• **Source extract**:
BEGIN
Brno-město (lit. 'Brno-City') is a cadastral territory of the city district of Brno-střed, forming the central part and historical core of the city of Brno, Czech Republic. Until 1850, the city of Brno was made up of this very territory, although it was smaller and with slightly different boundaries. The current area of 1.19 km² was acquired by Brno-město in the late 1960s and since November 24, 1990 it has been part of Brno-střed. About 5,300 people live here.

== History ==
The oldest settlement in the district is known from the Late Stone Age in the area of Petrov. Petrov is also one of the hypothetical locations of the early medieval Brno castle, and archaeological evidence of the oldest one-nave church in Petrov with a crypt comes from the 12th century. The existence of the Přemyslid administrative castle in the 11th and 12th centuries in Petrov is not probable in the light of archaeological research. However, the Petrov Church from the 12th century was preceded by an even older Great Moravian rotunda, the remains of which were found in 2010.
END
• **Entries provided**:
BEGIN
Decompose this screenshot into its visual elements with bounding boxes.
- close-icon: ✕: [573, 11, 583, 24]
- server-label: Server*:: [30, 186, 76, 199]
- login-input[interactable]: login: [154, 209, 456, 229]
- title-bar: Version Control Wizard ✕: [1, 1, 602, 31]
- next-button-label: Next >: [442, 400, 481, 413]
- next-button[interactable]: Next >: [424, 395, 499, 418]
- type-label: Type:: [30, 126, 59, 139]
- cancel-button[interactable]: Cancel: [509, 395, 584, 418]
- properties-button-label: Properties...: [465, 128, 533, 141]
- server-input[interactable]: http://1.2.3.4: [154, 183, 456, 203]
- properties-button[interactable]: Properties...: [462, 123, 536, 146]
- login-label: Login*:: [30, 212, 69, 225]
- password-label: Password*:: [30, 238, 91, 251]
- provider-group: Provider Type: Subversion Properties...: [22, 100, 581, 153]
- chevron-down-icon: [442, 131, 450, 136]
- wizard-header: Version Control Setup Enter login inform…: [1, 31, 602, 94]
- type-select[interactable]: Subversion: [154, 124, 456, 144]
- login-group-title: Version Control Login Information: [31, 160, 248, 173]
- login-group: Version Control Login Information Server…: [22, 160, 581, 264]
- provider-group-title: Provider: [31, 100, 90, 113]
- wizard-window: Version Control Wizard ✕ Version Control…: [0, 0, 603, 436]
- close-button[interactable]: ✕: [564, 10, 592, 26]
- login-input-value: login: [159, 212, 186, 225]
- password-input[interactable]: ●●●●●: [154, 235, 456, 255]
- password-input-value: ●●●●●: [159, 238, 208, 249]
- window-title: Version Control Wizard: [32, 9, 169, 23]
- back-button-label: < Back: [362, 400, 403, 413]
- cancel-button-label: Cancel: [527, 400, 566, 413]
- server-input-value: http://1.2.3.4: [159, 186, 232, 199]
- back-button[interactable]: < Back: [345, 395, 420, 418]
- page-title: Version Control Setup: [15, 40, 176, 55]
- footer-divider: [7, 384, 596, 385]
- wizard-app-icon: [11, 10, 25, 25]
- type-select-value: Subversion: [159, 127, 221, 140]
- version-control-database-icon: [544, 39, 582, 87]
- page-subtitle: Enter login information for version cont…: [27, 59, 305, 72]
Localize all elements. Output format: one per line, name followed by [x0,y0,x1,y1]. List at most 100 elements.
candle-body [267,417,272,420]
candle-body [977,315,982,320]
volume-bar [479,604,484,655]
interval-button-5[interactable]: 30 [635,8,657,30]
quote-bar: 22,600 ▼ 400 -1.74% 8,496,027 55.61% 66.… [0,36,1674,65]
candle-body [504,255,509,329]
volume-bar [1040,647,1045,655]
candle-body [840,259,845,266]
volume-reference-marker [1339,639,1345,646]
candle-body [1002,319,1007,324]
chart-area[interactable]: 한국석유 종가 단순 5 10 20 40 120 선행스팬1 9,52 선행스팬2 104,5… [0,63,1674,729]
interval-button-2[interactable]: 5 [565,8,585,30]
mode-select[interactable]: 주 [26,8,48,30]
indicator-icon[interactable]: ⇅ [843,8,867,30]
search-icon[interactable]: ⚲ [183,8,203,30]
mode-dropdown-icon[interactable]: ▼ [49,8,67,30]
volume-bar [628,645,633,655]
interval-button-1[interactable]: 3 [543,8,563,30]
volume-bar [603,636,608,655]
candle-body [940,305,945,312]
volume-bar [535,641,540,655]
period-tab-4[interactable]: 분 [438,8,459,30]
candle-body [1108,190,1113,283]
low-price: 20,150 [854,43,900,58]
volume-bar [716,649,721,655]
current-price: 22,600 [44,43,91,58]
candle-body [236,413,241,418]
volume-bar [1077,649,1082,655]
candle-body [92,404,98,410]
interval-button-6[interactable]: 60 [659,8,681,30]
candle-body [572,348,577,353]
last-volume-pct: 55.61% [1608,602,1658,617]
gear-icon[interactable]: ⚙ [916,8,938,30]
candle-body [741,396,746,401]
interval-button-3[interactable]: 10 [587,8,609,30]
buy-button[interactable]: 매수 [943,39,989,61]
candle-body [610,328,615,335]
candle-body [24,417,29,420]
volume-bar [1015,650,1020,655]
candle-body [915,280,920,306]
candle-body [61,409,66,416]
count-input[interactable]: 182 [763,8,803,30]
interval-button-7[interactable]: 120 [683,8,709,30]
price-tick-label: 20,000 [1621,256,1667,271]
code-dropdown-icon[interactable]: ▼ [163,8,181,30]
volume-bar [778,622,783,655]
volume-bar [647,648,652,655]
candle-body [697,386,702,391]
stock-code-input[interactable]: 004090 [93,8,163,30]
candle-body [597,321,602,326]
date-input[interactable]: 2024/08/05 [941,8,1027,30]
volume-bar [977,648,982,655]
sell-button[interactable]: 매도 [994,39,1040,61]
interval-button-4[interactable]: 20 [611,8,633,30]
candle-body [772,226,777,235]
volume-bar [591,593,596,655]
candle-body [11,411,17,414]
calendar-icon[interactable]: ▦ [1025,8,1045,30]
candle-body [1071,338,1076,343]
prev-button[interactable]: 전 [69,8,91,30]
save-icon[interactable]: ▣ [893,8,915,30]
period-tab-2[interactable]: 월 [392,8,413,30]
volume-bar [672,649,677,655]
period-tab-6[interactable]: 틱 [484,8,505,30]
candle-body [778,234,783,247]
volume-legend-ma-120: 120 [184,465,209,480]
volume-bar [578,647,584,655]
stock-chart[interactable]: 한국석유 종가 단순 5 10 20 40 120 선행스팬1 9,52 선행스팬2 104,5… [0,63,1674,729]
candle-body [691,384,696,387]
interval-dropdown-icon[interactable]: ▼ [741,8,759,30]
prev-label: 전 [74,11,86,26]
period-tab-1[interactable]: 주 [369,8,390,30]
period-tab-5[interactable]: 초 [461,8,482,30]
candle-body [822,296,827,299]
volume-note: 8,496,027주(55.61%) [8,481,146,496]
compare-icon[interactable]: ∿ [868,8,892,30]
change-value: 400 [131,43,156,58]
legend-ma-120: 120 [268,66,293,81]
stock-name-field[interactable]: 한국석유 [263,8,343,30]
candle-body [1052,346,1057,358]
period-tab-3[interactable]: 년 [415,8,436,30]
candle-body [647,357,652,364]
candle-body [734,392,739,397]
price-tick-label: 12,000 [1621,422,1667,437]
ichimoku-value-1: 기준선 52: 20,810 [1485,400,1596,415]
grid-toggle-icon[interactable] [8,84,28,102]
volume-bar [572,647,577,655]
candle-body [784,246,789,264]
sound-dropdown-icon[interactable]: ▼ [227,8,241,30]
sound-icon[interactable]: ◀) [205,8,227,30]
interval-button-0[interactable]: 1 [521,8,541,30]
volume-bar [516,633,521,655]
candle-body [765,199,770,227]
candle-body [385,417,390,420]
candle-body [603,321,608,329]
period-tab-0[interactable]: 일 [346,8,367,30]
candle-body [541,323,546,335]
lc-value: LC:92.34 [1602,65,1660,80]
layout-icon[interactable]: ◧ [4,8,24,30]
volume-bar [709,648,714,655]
END
• **What to do**:
1. In the Brno-město text, when were the remains of the Great Moravian rotunda in Petrov found?
2. Pick up the Brno-město text after its last sentence and keep writing.

• **Answers per task**:
1. They were found in 2010.

2.
In 1641, after the conquest of Olomouc by Swedish troops, Brno became the de facto capital of Moravia, among other things, because the Zemské desky was quickly moved here from Olomouc. However, it was not until 1782 that the Margrave and Emperor Joseph II put an end to the dispute between the two cities, who definitively recognized Brno as the capital city. In 1643 and 1645, Brno was unsuccessfully besieged by the 18,000-strong Swedish army of General Torstenson, who wanted to use Brno as a base for the final attack on Vienna. During the first Swedish siege of Brno, its defenders set fire to the Franciscan monastery under Petrov to prevent the Swedes from possibly using it during the siege of Brno. But the fire also spread to the monastery of the Franciscans of St. Joseph and finally hit the cathedral of St. Peter and Paul, where he destroyed, among other things, the library and archive. The Swedes themselves did not do much damage at that time. Later, Torstenson's army was joined by the ten-thousand-strong army of George II Rákóczi of Transylvania, part of which was soon recalled to Lednice. During this siege, the city was defended by only 1,476 inhabitants, with soldiers making up less than half. However, thanks to the hardness and commitment of the defenders and the brilliant organization of the defense by Jean-Louis Raduit de Souches, the Swedes did not succeed and with eight thousand losses they were forced to end the siege.

On July 6, 1850, the territory of Brno was expanded by 19 additional cadastral areas and its area increased to 17.2 km^{2}; its extended territory (the so-called inner Brno) roughly overlapped with the modern municipal district of Brno-střed. The original town itself, together with the neighboring cadastral territory of Špilberk, became the first of 4 newly established self-governing districts, which were headed by district committees headed by a superior and a deputy. In the years 1896–1916, the district underwent extensive redevelopment, during which 238 old houses and other buildings, including the Royal Chapel (demolished in 1908), were demolished, while the original plan included 429 houses. From 1939 to 1941 an extension of Husova Street was built and its connection with Nádražní Street through the then Denisovy sady area, which at the same time divided this park and created the Studánka Park on the modern cadastre of Staré Brno.

== Territorial divisions ==
The cadastral territory of Brno-město is further divided into 4 basic settlement units.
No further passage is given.